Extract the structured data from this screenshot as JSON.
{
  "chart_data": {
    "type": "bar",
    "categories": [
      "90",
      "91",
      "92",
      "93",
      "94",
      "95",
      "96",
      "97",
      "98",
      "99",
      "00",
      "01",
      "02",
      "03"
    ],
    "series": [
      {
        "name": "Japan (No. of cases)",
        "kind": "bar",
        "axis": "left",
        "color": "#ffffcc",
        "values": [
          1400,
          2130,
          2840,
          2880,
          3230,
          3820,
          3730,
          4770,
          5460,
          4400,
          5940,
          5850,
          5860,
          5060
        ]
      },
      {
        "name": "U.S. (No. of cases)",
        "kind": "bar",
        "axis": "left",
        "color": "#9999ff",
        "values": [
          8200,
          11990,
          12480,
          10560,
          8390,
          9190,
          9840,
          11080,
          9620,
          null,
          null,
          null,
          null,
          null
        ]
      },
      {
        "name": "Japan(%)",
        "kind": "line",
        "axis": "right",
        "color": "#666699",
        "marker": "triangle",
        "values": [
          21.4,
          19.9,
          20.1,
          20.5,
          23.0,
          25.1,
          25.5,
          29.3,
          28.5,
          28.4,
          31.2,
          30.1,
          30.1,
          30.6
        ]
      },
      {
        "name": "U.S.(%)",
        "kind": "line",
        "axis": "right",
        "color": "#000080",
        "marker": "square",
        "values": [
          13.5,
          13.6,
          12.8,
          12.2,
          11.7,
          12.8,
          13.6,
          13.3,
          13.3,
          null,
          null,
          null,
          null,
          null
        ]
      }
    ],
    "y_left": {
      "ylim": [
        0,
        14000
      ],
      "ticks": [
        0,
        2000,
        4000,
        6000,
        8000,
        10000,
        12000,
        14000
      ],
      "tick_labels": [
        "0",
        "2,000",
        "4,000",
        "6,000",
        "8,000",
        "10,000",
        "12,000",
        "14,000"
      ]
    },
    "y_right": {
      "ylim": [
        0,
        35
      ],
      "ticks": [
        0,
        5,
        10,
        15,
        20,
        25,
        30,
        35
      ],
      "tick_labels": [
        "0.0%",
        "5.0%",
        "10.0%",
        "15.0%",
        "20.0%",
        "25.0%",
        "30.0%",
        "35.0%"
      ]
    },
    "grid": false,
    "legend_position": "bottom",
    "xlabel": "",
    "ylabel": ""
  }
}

- DIRECTION -
Every line above should be printed again exactly as it stands.

- THE ANSWER -
Extract the structured data from this screenshot as JSON.
{
  "chart_data": {
    "type": "bar",
    "categories": [
      "90",
      "91",
      "92",
      "93",
      "94",
      "95",
      "96",
      "97",
      "98",
      "99",
      "00",
      "01",
      "02",
      "03"
    ],
    "series": [
      {
        "name": "Japan (No. of cases)",
        "kind": "bar",
        "axis": "left",
        "color": "#ffffcc",
        "values": [
          1400,
          2130,
          2840,
          2880,
          3230,
          3820,
          3730,
          4770,
          5460,
          4400,
          5940,
          5850,
          5860,
          5060
        ]
      },
      {
        "name": "U.S. (No. of cases)",
        "kind": "bar",
        "axis": "left",
        "color": "#9999ff",
        "values": [
          8200,
          11990,
          12480,
          10560,
          8390,
          9190,
          9840,
          11080,
          9620,
          null,
          null,
          null,
          null,
          null
        ]
      },
      {
        "name": "Japan(%)",
        "kind": "line",
        "axis": "right",
        "color": "#666699",
        "marker": "triangle",
        "values": [
          21.4,
          19.9,
          20.1,
          20.5,
          23.0,
          25.1,
          25.5,
          29.3,
          28.5,
          28.4,
          31.2,
          30.1,
          30.1,
          30.6
        ]
      },
      {
        "name": "U.S.(%)",
        "kind": "line",
        "axis": "right",
        "color": "#000080",
        "marker": "square",
        "values": [
          13.5,
          13.6,
          12.8,
          12.2,
          11.7,
          12.8,
          13.6,
          13.3,
          13.3,
          null,
          null,
          null,
          null,
          null
        ]
      }
    ],
    "y_left": {
      "ylim": [
        0,
        14000
      ],
      "ticks": [
        0,
        2000,
        4000,
        6000,
        8000,
        10000,
        12000,
        14000
      ],
      "tick_labels": [
        "0",
        "2,000",
        "4,000",
        "6,000",
        "8,000",
        "10,000",
        "12,000",
        "14,000"
      ]
    },
    "y_right": {
      "ylim": [
        0,
        35
      ],
      "ticks": [
        0,
        5,
        10,
        15,
        20,
        25,
        30,
        35
      ],
      "tick_labels": [
        "0.0%",
        "5.0%",
        "10.0%",
        "15.0%",
        "20.0%",
        "25.0%",
        "30.0%",
        "35.0%"
      ]
    },
    "grid": false,
    "legend_position": "bottom",
    "xlabel": "",
    "ylabel": ""
  }
}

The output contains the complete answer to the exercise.